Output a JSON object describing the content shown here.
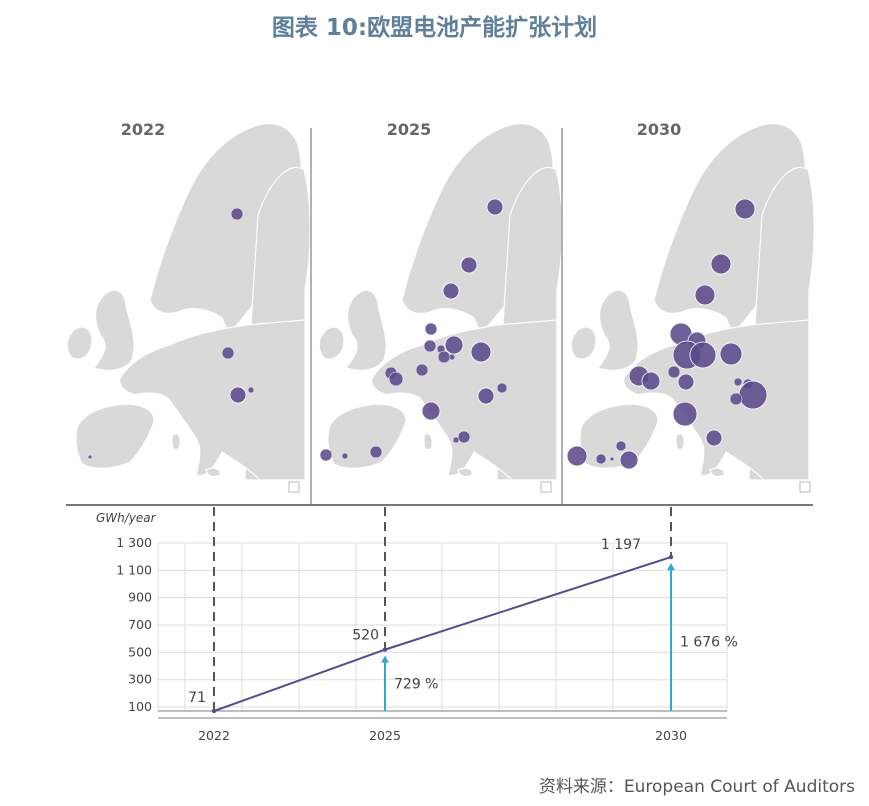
{
  "title": "图表 10:欧盟电池产能扩张计划",
  "source": "资料来源：European Court of Auditors",
  "panels": [
    {
      "year": "2022",
      "sites": [
        [
          237,
          214,
          6
        ],
        [
          228,
          353,
          6
        ],
        [
          238,
          395,
          8
        ],
        [
          251,
          390,
          3
        ],
        [
          90,
          457,
          2
        ]
      ]
    },
    {
      "year": "2025",
      "sites": [
        [
          495,
          207,
          8
        ],
        [
          469,
          265,
          8
        ],
        [
          451,
          291,
          8
        ],
        [
          431,
          329,
          6
        ],
        [
          454,
          345,
          9
        ],
        [
          430,
          346,
          6
        ],
        [
          441,
          349,
          4
        ],
        [
          452,
          357,
          3
        ],
        [
          444,
          357,
          6
        ],
        [
          481,
          352,
          10
        ],
        [
          391,
          373,
          6
        ],
        [
          396,
          379,
          7
        ],
        [
          422,
          370,
          6
        ],
        [
          486,
          396,
          8
        ],
        [
          502,
          388,
          5
        ],
        [
          431,
          411,
          9
        ],
        [
          464,
          437,
          6
        ],
        [
          456,
          440,
          3
        ],
        [
          376,
          452,
          6
        ],
        [
          345,
          456,
          3
        ],
        [
          326,
          455,
          6
        ]
      ]
    },
    {
      "year": "2030",
      "sites": [
        [
          745,
          209,
          10
        ],
        [
          721,
          264,
          10
        ],
        [
          705,
          295,
          10
        ],
        [
          681,
          334,
          11
        ],
        [
          697,
          341,
          9
        ],
        [
          687,
          355,
          14
        ],
        [
          703,
          355,
          13
        ],
        [
          731,
          354,
          11
        ],
        [
          674,
          372,
          6
        ],
        [
          686,
          382,
          8
        ],
        [
          639,
          376,
          10
        ],
        [
          651,
          381,
          9
        ],
        [
          685,
          414,
          12
        ],
        [
          714,
          438,
          8
        ],
        [
          738,
          382,
          4
        ],
        [
          748,
          384,
          5
        ],
        [
          753,
          395,
          14
        ],
        [
          736,
          399,
          6
        ],
        [
          621,
          446,
          5
        ],
        [
          629,
          460,
          9
        ],
        [
          601,
          459,
          5
        ],
        [
          577,
          456,
          10
        ],
        [
          612,
          459,
          2
        ]
      ]
    }
  ],
  "chart_data": {
    "type": "line",
    "ylabel": "GWh/year",
    "x": [
      "2022",
      "2025",
      "2030"
    ],
    "values": [
      71,
      520,
      1197
    ],
    "value_labels": [
      "71",
      "520",
      "1 197"
    ],
    "y_ticks": [
      100,
      300,
      500,
      700,
      900,
      1100,
      1300
    ],
    "y_tick_labels": [
      "100",
      "300",
      "500",
      "700",
      "900",
      "1 100",
      "1 300"
    ],
    "ylim": [
      71,
      1300
    ],
    "growth_labels": [
      {
        "at": "2025",
        "label": "729 %"
      },
      {
        "at": "2030",
        "label": "1 676 %"
      }
    ],
    "colors": {
      "line": "#5b4a8b",
      "arrow": "#33a6d4",
      "grid": "#dddddd",
      "site": "#5b4a8b",
      "land": "#d9d9d9"
    }
  }
}
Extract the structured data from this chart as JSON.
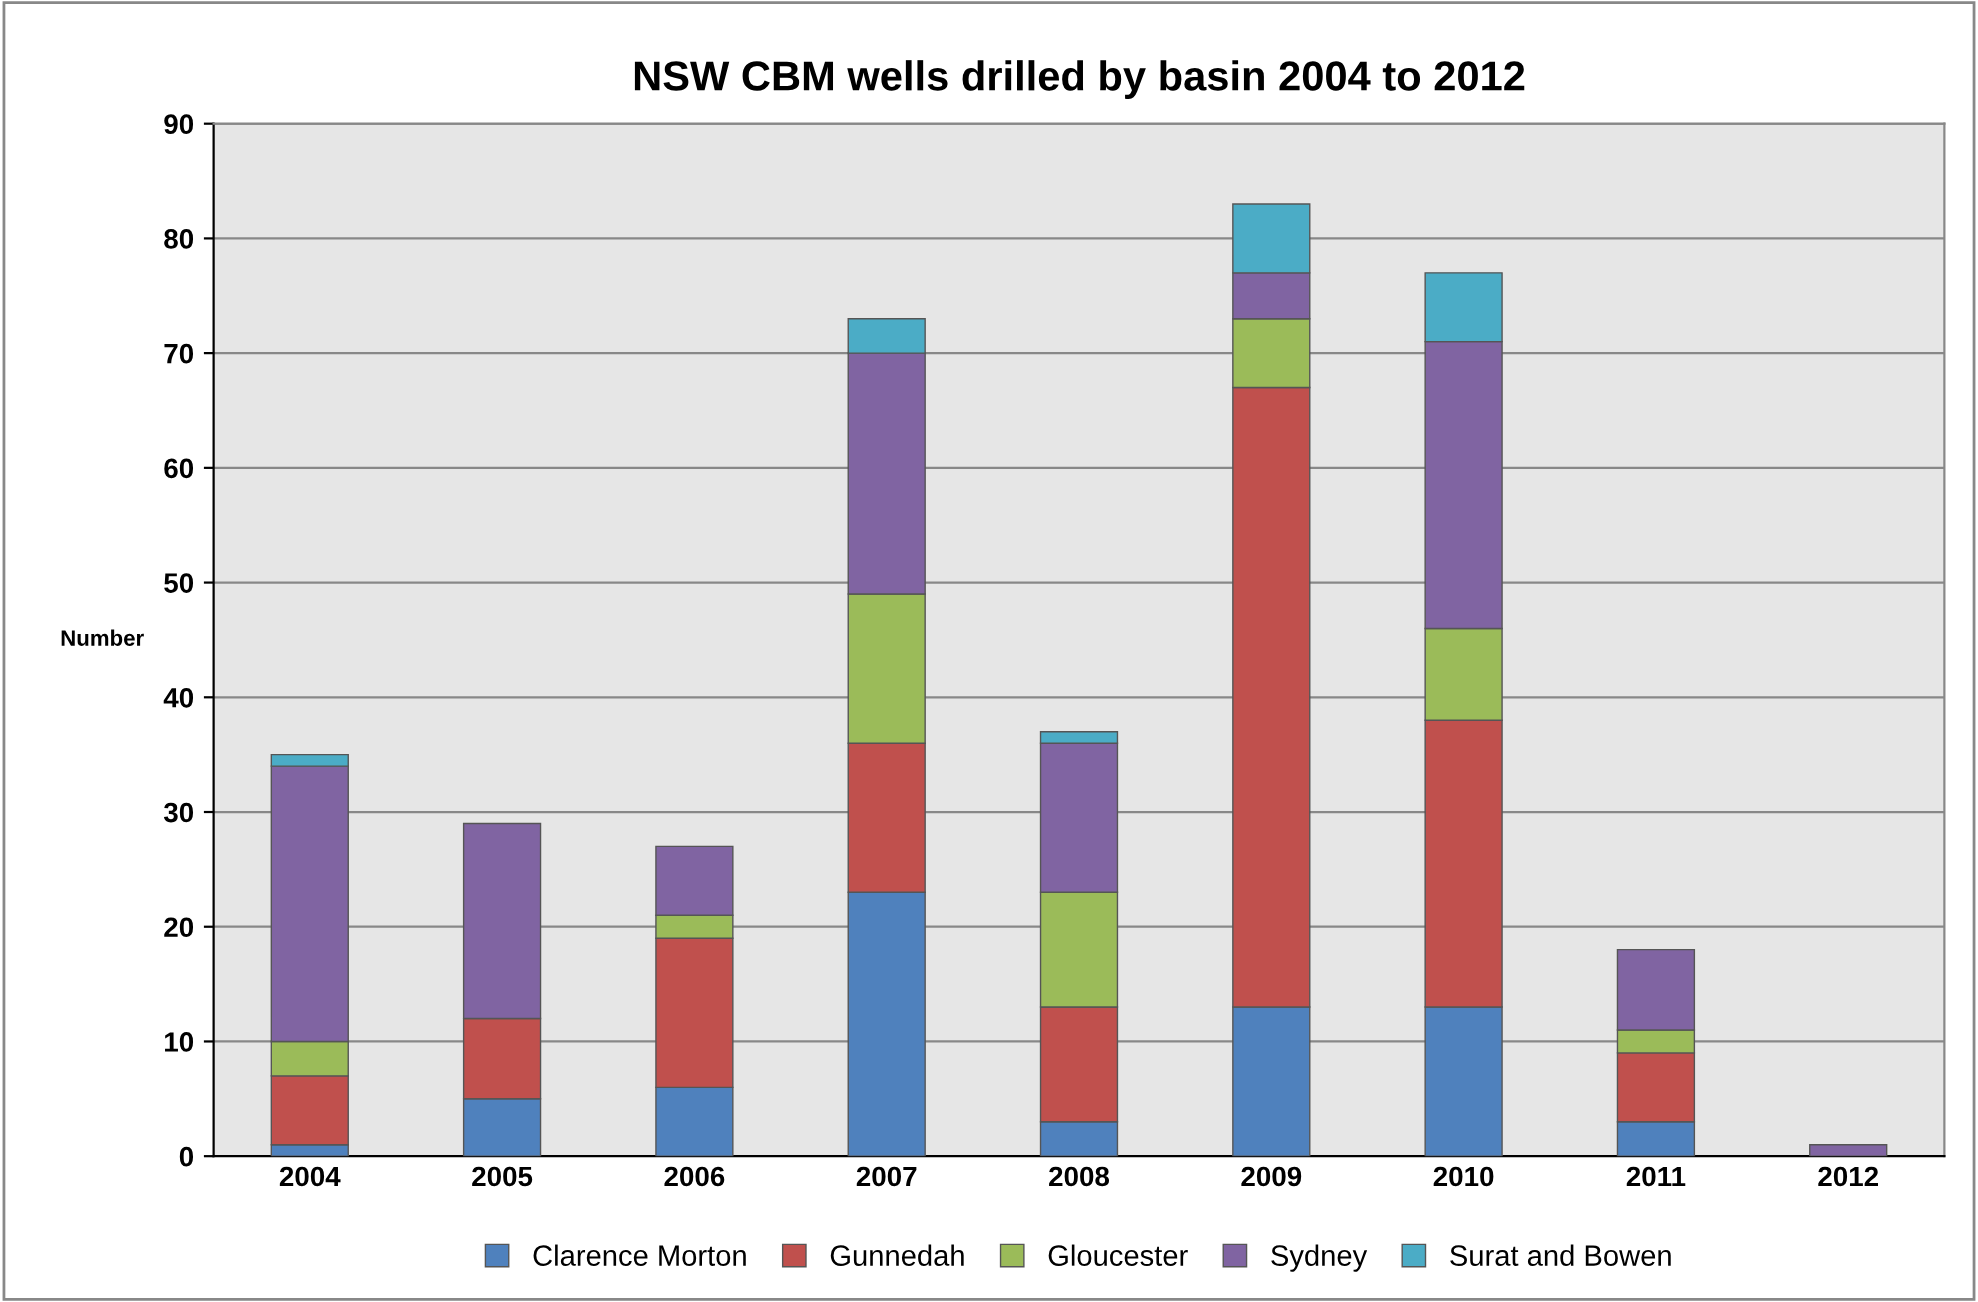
{
  "chart_data": {
    "type": "bar",
    "title": "NSW CBM wells drilled by basin 2004 to 2012",
    "ylabel": "Number",
    "categories": [
      "2004",
      "2005",
      "2006",
      "2007",
      "2008",
      "2009",
      "2010",
      "2011",
      "2012"
    ],
    "stacked": true,
    "ylim": [
      0,
      90
    ],
    "yticks": [
      0,
      10,
      20,
      30,
      40,
      50,
      60,
      70,
      80,
      90
    ],
    "grid": "y",
    "legend": "bottom",
    "series": [
      {
        "name": "Clarence Morton",
        "color": "#4f81bd",
        "values": [
          1,
          5,
          6,
          23,
          3,
          13,
          13,
          3,
          0
        ]
      },
      {
        "name": "Gunnedah",
        "color": "#c0504d",
        "values": [
          6,
          7,
          13,
          13,
          10,
          54,
          25,
          6,
          0
        ]
      },
      {
        "name": "Gloucester",
        "color": "#9bbb59",
        "values": [
          3,
          0,
          2,
          13,
          10,
          6,
          8,
          2,
          0
        ]
      },
      {
        "name": "Sydney",
        "color": "#8064a2",
        "values": [
          24,
          17,
          6,
          21,
          13,
          4,
          25,
          7,
          1
        ]
      },
      {
        "name": "Surat and Bowen",
        "color": "#4bacc6",
        "values": [
          1,
          0,
          0,
          3,
          1,
          6,
          6,
          0,
          0
        ]
      }
    ]
  }
}
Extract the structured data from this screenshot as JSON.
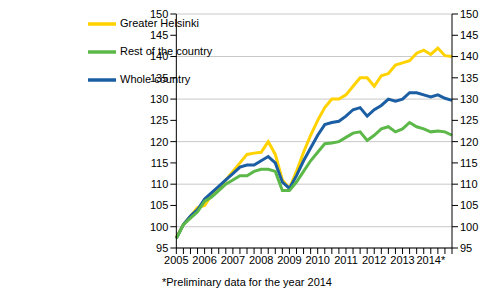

★ ★ ★ ★ ★ ★ ★

- **Problem statement**
All of the records need repeating exactly, except for the pictures.

- **Task solution**
Output a JSON object describing the content shown here.
{
  "title": "图表 10:欧盟电池产能扩张计划",
  "source": "资料来源：European Court of Auditors",
  "panels": [
    {
      "year": "2022",
      "sites": [
        [
          237,
          214,
          6
        ],
        [
          228,
          353,
          6
        ],
        [
          238,
          395,
          8
        ],
        [
          251,
          390,
          3
        ],
        [
          90,
          457,
          2
        ]
      ]
    },
    {
      "year": "2025",
      "sites": [
        [
          495,
          207,
          8
        ],
        [
          469,
          265,
          8
        ],
        [
          451,
          291,
          8
        ],
        [
          431,
          329,
          6
        ],
        [
          454,
          345,
          9
        ],
        [
          430,
          346,
          6
        ],
        [
          441,
          349,
          4
        ],
        [
          452,
          357,
          3
        ],
        [
          444,
          357,
          6
        ],
        [
          481,
          352,
          10
        ],
        [
          391,
          373,
          6
        ],
        [
          396,
          379,
          7
        ],
        [
          422,
          370,
          6
        ],
        [
          486,
          396,
          8
        ],
        [
          502,
          388,
          5
        ],
        [
          431,
          411,
          9
        ],
        [
          464,
          437,
          6
        ],
        [
          456,
          440,
          3
        ],
        [
          376,
          452,
          6
        ],
        [
          345,
          456,
          3
        ],
        [
          326,
          455,
          6
        ]
      ]
    },
    {
      "year": "2030",
      "sites": [
        [
          745,
          209,
          10
        ],
        [
          721,
          264,
          10
        ],
        [
          705,
          295,
          10
        ],
        [
          681,
          334,
          11
        ],
        [
          697,
          341,
          9
        ],
        [
          687,
          355,
          14
        ],
        [
          703,
          355,
          13
        ],
        [
          731,
          354,
          11
        ],
        [
          674,
          372,
          6
        ],
        [
          686,
          382,
          8
        ],
        [
          639,
          376,
          10
        ],
        [
          651,
          381,
          9
        ],
        [
          685,
          414,
          12
        ],
        [
          714,
          438,
          8
        ],
        [
          738,
          382,
          4
        ],
        [
          748,
          384,
          5
        ],
        [
          753,
          395,
          14
        ],
        [
          736,
          399,
          6
        ],
        [
          621,
          446,
          5
        ],
        [
          629,
          460,
          9
        ],
        [
          601,
          459,
          5
        ],
        [
          577,
          456,
          10
        ],
        [
          612,
          459,
          2
        ]
      ]
    }
  ],
  "chart_data": {
    "type": "line",
    "ylabel": "GWh/year",
    "x": [
      "2022",
      "2025",
      "2030"
    ],
    "values": [
      71,
      520,
      1197
    ],
    "value_labels": [
      "71",
      "520",
      "1 197"
    ],
    "y_ticks": [
      100,
      300,
      500,
      700,
      900,
      1100,
      1300
    ],
    "y_tick_labels": [
      "100",
      "300",
      "500",
      "700",
      "900",
      "1 100",
      "1 300"
    ],
    "ylim": [
      71,
      1300
    ],
    "growth_labels": [
      {
        "at": "2025",
        "label": "729 %"
      },
      {
        "at": "2030",
        "label": "1 676 %"
      }
    ],
    "colors": {
      "line": "#5b4a8b",
      "arrow": "#33a6d4",
      "grid": "#dddddd",
      "site": "#5b4a8b",
      "land": "#d9d9d9"
    }
  }
}
Extract the structured data from this chart as JSON.
{
  "chart_data": {
    "type": "bar",
    "title": "NSW CBM wells drilled by basin 2004 to 2012",
    "ylabel": "Number",
    "categories": [
      "2004",
      "2005",
      "2006",
      "2007",
      "2008",
      "2009",
      "2010",
      "2011",
      "2012"
    ],
    "stacked": true,
    "ylim": [
      0,
      90
    ],
    "yticks": [
      0,
      10,
      20,
      30,
      40,
      50,
      60,
      70,
      80,
      90
    ],
    "grid": "y",
    "legend": "bottom",
    "series": [
      {
        "name": "Clarence Morton",
        "color": "#4f81bd",
        "values": [
          1,
          5,
          6,
          23,
          3,
          13,
          13,
          3,
          0
        ]
      },
      {
        "name": "Gunnedah",
        "color": "#c0504d",
        "values": [
          6,
          7,
          13,
          13,
          10,
          54,
          25,
          6,
          0
        ]
      },
      {
        "name": "Gloucester",
        "color": "#9bbb59",
        "values": [
          3,
          0,
          2,
          13,
          10,
          6,
          8,
          2,
          0
        ]
      },
      {
        "name": "Sydney",
        "color": "#8064a2",
        "values": [
          24,
          17,
          6,
          21,
          13,
          4,
          25,
          7,
          1
        ]
      },
      {
        "name": "Surat and Bowen",
        "color": "#4bacc6",
        "values": [
          1,
          0,
          0,
          3,
          1,
          6,
          6,
          0,
          0
        ]
      }
    ]
  }
}
Extract the structured data from this screenshot as JSON.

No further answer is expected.